Start of Material for the task

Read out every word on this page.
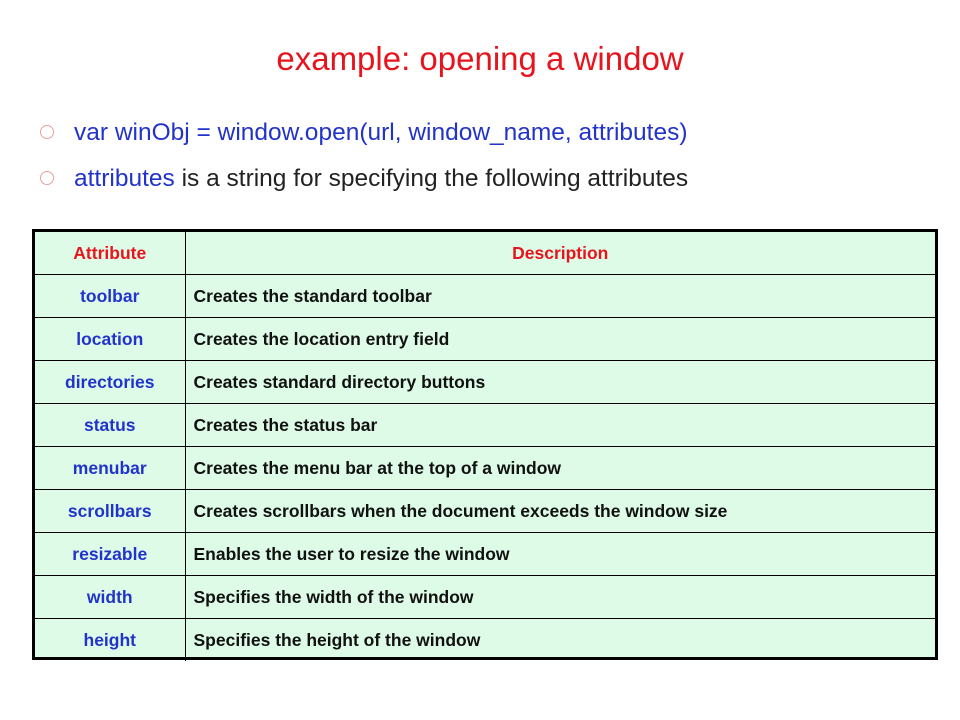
example: opening a window
var winObj = window.open(url, window_name, attributes)
attributes is a string for specifying the following attributes
Attribute	Description
toolbar	Creates the standard toolbar
location	Creates the location entry field
directories	Creates standard directory buttons
status	Creates the status bar
menubar	Creates the menu bar at the top of a window
scrollbars	Creates scrollbars when the document exceeds the window size
resizable	Enables the user to resize the window
width	Specifies the width of the window
height	Specifies the height of the window
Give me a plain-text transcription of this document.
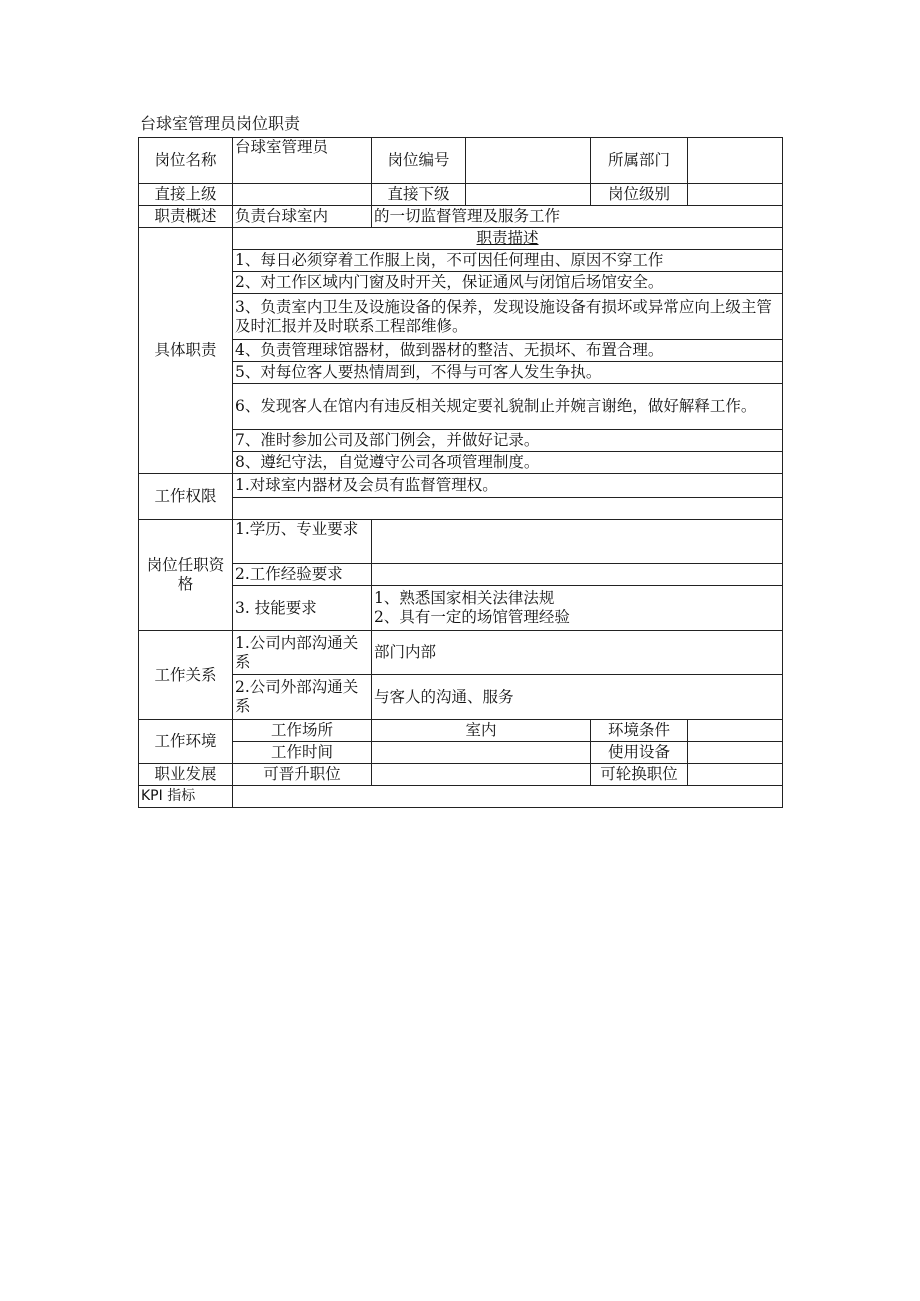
台球室管理员岗位职责
岗位名称	台球室管理员	岗位编号		所属部门	
直接上级		直接下级		岗位级别	
职责概述	负责台球室内	的一切监督管理及服务工作			
具体职责	职责描述				
	1、每日必须穿着工作服上岗，不可因任何理由、原因不穿工作				
	2、对工作区域内门窗及时开关，保证通风与闭馆后场馆安全。				
	3、负责室内卫生及设施设备的保养，发现设施设备有损坏或异常应向上级主管及时汇报并及时联系工程部维修。				
	4、负责管理球馆器材，做到器材的整洁、无损坏、布置合理。				
	5、对每位客人要热情周到，不得与可客人发生争执。				
	6、发现客人在馆内有违反相关规定要礼貌制止并婉言谢绝，做好解释工作。				
	7、准时参加公司及部门例会，并做好记录。				
	8、遵纪守法，自觉遵守公司各项管理制度。				
工作权限	1.对球室内器材及会员有监督管理权。				

岗位任职资格	1.学历、专业要求				
	2.工作经验要求				
	3. 技能要求	1、熟悉国家相关法律法规
2、具有一定的场馆管理经验			

工作关系	1.公司内部沟通关系	部门内部			
	2.公司外部沟通关系	与客人的沟通、服务			
工作环境	工作场所	室内		环境条件	
	工作时间			使用设备	
职业发展	可晋升职位			可轮换职位	
KPI 指标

End of Material for the task

What to do | Reproduce the material above in full, exactly, with no images.

Solution to the problem |
Read out every word on this page.
example: opening a window
var winObj = window.open(url, window_name, attributes)
attributes is a string for specifying the following attributes
Attribute	Description
toolbar	Creates the standard toolbar
location	Creates the location entry field
directories	Creates standard directory buttons
status	Creates the status bar
menubar	Creates the menu bar at the top of a window
scrollbars	Creates scrollbars when the document exceeds the window size
resizable	Enables the user to resize the window
width	Specifies the width of the window
height	Specifies the height of the window
Give me a plain-text transcription of this document.
台球室管理员岗位职责
岗位名称	台球室管理员	岗位编号		所属部门	
直接上级		直接下级		岗位级别	
职责概述	负责台球室内	的一切监督管理及服务工作			
具体职责	职责描述				
	1、每日必须穿着工作服上岗，不可因任何理由、原因不穿工作				
	2、对工作区域内门窗及时开关，保证通风与闭馆后场馆安全。				
	3、负责室内卫生及设施设备的保养，发现设施设备有损坏或异常应向上级主管及时汇报并及时联系工程部维修。				
	4、负责管理球馆器材，做到器材的整洁、无损坏、布置合理。				
	5、对每位客人要热情周到，不得与可客人发生争执。				
	6、发现客人在馆内有违反相关规定要礼貌制止并婉言谢绝，做好解释工作。				
	7、准时参加公司及部门例会，并做好记录。				
	8、遵纪守法，自觉遵守公司各项管理制度。				
工作权限	1.对球室内器材及会员有监督管理权。				

岗位任职资格	1.学历、专业要求				
	2.工作经验要求				
	3. 技能要求	1、熟悉国家相关法律法规
2、具有一定的场馆管理经验			

工作关系	1.公司内部沟通关系	部门内部			
	2.公司外部沟通关系	与客人的沟通、服务			
工作环境	工作场所	室内		环境条件	
	工作时间			使用设备	
职业发展	可晋升职位			可轮换职位	
KPI 指标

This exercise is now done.